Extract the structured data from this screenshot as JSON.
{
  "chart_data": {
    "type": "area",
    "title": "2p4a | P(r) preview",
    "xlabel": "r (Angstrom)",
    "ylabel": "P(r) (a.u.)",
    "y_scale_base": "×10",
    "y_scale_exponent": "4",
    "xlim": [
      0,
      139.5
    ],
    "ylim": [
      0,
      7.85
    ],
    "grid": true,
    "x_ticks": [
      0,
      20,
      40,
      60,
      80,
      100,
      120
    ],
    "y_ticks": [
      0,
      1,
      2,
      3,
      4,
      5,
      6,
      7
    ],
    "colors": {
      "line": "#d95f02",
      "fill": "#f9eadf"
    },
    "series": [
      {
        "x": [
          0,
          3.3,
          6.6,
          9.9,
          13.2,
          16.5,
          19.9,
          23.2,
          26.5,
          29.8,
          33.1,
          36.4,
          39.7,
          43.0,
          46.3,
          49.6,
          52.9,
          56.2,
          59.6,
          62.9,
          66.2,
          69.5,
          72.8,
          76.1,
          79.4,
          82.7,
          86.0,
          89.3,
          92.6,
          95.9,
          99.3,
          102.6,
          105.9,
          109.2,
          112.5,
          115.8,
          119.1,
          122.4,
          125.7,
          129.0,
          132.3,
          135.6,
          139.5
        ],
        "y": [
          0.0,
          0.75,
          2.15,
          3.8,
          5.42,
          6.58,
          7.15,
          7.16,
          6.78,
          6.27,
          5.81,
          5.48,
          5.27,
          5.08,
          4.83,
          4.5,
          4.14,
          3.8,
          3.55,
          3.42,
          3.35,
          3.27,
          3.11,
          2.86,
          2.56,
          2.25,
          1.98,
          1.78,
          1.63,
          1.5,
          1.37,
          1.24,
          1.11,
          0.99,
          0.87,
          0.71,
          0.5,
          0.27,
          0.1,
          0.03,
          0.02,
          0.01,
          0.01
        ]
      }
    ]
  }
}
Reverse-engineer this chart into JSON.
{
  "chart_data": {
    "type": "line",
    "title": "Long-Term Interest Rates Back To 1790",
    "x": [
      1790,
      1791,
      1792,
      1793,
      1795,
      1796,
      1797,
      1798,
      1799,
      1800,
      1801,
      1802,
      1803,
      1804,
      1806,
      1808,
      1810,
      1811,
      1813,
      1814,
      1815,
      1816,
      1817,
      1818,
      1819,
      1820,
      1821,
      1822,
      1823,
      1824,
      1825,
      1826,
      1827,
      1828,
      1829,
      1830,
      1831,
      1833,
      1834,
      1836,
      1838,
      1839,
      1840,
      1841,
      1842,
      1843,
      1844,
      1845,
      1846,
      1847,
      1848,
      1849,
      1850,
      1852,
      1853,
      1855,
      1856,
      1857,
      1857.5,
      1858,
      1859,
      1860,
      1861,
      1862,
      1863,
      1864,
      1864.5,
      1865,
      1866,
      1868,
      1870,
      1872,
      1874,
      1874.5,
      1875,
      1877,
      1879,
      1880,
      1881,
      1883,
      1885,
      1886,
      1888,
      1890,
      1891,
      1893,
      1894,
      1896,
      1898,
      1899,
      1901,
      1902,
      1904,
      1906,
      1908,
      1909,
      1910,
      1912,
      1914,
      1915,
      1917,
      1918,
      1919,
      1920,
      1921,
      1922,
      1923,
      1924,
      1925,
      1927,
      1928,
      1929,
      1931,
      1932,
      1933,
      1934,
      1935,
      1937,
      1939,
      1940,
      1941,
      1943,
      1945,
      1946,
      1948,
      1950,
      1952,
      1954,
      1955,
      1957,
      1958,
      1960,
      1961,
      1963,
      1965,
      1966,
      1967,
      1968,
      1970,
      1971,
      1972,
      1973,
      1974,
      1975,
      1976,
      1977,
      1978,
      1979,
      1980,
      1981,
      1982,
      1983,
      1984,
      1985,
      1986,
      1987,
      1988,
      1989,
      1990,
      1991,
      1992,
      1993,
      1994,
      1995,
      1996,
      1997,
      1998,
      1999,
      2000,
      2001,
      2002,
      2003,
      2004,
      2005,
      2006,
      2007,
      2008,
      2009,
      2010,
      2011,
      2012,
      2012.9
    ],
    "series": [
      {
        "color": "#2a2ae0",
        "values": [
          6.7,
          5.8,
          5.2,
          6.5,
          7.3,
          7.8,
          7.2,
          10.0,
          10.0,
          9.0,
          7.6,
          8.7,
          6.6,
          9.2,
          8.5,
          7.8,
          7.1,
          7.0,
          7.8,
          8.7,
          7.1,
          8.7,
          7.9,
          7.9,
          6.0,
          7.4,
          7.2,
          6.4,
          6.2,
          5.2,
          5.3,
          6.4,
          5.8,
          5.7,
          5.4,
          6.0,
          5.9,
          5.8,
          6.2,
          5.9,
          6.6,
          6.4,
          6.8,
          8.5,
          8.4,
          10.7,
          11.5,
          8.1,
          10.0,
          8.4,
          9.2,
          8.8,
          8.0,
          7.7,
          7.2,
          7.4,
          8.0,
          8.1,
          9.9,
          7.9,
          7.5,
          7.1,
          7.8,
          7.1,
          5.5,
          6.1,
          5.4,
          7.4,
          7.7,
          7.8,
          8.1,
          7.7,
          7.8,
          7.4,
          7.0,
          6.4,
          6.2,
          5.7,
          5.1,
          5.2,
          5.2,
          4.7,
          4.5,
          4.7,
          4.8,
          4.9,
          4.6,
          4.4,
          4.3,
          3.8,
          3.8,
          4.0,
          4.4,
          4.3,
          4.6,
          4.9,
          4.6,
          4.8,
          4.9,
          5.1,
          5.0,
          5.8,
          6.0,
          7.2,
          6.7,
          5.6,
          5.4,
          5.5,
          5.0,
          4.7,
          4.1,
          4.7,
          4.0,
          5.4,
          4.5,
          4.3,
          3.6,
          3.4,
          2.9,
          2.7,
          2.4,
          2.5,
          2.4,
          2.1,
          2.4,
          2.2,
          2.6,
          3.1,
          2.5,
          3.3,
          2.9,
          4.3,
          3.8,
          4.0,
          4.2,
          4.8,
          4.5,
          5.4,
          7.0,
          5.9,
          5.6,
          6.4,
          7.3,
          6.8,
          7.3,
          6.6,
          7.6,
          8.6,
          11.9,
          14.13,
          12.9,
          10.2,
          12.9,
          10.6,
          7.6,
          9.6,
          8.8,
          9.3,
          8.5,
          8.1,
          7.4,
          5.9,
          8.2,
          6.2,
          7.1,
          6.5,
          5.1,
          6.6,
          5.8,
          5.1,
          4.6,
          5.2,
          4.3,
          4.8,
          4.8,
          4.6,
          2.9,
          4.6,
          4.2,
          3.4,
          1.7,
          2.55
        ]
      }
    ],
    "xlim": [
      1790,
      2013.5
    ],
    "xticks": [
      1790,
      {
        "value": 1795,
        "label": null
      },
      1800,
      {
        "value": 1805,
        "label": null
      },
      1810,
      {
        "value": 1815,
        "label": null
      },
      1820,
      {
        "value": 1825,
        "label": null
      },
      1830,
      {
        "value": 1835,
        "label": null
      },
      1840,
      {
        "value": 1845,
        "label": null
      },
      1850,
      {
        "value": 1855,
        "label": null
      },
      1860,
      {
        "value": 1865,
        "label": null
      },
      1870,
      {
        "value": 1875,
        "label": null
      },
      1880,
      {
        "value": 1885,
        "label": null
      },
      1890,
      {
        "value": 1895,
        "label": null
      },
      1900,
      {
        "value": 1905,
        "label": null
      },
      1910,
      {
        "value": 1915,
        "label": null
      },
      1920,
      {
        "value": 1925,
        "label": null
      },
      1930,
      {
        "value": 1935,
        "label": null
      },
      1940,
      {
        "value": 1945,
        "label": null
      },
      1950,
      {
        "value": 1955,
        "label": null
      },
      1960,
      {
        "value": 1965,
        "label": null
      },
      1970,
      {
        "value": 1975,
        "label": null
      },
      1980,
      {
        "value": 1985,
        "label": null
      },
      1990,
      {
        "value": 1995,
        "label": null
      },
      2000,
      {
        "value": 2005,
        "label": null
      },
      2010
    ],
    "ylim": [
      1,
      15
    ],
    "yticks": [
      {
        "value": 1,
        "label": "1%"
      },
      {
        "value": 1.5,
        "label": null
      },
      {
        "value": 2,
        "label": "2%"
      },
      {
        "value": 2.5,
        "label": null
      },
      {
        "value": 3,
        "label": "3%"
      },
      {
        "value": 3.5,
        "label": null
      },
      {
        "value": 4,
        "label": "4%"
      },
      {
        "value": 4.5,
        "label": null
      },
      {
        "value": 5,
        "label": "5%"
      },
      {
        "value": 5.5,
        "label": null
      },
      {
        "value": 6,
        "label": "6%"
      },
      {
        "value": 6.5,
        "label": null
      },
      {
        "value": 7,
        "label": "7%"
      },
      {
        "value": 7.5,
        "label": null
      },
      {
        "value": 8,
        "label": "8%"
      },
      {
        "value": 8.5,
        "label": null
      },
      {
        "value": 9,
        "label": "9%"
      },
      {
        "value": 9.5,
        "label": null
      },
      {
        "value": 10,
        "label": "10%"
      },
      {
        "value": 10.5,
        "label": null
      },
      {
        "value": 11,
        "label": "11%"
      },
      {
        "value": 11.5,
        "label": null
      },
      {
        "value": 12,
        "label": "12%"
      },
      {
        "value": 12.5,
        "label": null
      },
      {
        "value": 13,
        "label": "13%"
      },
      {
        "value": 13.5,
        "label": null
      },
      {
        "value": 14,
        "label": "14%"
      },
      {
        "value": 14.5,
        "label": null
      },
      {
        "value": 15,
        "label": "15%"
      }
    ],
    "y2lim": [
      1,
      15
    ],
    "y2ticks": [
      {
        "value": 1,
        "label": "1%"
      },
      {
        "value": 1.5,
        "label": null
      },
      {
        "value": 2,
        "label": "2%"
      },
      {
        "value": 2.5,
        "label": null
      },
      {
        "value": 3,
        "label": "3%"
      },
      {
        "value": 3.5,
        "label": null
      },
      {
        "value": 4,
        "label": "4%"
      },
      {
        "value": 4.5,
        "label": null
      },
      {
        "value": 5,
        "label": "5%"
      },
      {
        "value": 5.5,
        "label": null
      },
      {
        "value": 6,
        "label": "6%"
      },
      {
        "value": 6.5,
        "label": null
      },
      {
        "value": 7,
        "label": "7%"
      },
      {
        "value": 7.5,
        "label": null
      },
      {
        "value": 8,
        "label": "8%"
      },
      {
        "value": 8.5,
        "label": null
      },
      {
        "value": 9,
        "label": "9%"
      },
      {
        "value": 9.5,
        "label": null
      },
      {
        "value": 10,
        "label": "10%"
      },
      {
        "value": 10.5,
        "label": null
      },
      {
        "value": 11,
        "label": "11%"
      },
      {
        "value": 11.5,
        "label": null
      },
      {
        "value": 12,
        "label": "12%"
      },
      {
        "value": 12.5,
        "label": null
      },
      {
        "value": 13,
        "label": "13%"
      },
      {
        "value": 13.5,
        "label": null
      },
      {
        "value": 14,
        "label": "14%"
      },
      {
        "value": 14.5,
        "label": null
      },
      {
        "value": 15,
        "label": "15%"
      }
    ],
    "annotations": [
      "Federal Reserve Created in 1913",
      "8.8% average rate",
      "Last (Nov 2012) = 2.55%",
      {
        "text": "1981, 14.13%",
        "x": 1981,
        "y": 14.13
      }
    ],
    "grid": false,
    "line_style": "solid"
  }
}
______________________________
→ TASK DETAILS
Find the word "this" in the material, then list each line that holds it.

→ FINISHED TASK
Extract the structured data from this screenshot as JSON.
Reverse-engineer this chart into JSON.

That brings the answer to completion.